Extracted records:
#####

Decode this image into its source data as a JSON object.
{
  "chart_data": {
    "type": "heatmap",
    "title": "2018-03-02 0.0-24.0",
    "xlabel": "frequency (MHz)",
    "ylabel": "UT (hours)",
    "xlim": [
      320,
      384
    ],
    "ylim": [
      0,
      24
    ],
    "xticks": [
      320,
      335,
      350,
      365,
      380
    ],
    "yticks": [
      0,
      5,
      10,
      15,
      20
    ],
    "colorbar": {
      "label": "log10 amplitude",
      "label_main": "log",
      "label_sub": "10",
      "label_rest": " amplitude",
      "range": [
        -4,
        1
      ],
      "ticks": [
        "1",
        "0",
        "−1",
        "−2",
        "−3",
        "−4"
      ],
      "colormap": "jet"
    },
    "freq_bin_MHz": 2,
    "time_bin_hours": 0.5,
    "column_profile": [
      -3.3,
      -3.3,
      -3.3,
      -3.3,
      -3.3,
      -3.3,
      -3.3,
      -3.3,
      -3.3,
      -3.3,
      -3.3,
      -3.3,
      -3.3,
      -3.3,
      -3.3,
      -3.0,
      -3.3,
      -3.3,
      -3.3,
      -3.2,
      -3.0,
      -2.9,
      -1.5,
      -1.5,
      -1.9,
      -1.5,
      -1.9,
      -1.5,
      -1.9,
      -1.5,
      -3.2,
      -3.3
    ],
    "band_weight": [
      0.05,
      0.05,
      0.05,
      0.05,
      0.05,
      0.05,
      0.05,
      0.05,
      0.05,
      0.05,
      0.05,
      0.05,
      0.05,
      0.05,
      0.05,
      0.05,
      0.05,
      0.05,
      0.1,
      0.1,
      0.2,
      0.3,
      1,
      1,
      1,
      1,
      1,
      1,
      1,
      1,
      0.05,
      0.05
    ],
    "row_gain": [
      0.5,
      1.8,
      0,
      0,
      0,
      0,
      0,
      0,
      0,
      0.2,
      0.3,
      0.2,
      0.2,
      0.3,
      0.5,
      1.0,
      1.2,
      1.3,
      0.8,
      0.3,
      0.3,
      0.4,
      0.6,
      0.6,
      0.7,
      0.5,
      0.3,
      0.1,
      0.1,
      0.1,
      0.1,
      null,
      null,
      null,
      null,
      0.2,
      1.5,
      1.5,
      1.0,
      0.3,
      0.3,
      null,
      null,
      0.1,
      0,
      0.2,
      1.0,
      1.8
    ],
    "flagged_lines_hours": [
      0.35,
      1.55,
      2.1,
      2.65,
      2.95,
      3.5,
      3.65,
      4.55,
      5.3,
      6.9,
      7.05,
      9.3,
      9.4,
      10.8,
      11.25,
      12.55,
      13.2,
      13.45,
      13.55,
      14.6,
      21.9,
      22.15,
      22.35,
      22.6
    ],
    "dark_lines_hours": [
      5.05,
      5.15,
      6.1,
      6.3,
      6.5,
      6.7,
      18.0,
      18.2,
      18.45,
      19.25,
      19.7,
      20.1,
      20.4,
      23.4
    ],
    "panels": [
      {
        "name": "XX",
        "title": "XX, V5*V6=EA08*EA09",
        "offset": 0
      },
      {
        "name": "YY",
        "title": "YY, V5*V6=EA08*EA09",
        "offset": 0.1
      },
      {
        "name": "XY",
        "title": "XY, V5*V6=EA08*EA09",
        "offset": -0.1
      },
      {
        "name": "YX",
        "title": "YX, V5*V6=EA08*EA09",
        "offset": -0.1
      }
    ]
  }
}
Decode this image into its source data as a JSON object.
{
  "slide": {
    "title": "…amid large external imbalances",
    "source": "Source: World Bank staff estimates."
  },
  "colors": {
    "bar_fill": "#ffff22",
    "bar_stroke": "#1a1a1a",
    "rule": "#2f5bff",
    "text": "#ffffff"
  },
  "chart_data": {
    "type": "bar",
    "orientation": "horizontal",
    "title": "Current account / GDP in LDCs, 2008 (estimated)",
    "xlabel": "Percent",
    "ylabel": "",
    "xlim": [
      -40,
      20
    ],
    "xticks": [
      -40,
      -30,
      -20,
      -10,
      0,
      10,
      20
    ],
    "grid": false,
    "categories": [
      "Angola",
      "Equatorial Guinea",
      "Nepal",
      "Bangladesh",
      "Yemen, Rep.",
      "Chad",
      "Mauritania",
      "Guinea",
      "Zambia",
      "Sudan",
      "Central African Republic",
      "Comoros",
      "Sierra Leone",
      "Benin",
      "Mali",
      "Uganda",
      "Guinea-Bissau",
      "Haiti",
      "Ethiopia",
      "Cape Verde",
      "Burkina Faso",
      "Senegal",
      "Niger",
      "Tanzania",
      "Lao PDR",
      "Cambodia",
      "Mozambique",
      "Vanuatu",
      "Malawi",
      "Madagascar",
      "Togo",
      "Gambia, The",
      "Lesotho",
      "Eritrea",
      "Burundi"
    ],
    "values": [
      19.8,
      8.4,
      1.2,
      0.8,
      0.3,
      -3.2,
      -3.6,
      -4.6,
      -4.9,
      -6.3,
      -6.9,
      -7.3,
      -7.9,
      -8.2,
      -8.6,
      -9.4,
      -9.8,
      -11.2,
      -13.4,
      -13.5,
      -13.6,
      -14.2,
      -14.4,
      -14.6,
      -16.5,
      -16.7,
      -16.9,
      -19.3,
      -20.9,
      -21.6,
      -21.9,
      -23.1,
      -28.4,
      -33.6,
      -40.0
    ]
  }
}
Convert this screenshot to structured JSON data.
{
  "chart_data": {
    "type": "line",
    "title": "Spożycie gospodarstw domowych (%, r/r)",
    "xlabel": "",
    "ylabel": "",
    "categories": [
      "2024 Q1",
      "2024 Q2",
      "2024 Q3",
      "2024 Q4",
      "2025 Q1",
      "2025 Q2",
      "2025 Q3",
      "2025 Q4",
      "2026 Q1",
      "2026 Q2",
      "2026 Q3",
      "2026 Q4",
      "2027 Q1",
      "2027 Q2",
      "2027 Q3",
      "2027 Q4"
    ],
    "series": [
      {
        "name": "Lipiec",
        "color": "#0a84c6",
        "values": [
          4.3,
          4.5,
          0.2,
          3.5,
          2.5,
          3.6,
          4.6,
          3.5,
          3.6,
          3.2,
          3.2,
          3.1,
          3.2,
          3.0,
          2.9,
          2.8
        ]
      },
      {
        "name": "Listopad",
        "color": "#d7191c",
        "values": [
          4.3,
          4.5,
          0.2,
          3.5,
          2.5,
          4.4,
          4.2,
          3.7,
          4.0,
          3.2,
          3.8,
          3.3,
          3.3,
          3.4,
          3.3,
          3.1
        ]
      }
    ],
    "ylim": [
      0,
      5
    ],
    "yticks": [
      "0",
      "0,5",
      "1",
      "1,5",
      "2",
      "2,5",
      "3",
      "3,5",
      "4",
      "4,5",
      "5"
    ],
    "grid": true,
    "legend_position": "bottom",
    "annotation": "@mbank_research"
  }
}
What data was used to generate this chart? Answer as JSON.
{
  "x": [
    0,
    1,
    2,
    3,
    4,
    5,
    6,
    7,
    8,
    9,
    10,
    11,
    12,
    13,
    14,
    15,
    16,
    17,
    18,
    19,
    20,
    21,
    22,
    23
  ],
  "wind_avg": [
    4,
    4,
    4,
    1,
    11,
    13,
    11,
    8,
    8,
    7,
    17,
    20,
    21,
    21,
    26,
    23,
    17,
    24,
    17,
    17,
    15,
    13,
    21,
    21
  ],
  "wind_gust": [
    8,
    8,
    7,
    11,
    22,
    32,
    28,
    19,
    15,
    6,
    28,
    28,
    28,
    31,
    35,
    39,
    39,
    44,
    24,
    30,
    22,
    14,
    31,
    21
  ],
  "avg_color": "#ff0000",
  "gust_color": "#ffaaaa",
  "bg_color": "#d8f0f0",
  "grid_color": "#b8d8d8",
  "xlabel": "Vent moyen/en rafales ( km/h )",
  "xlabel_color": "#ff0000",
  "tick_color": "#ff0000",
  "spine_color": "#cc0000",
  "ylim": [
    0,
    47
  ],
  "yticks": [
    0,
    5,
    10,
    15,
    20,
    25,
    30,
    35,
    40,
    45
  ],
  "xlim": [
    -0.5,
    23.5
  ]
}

#####

Directions:
Show each line in the entries that holds the string "title".

Result:
    "title": "2018-03-02 0.0-24.0",
        "title": "XX, V5*V6=EA08*EA09",
        "title": "YY, V5*V6=EA08*EA09",
        "title": "XY, V5*V6=EA08*EA09",
        "title": "YX, V5*V6=EA08*EA09",
    "title": "…amid large external imbalances",
    "title": "Current account / GDP in LDCs, 2008 (estimated)",
    "title": "Spożycie gospodarstw domowych (%, r/r)",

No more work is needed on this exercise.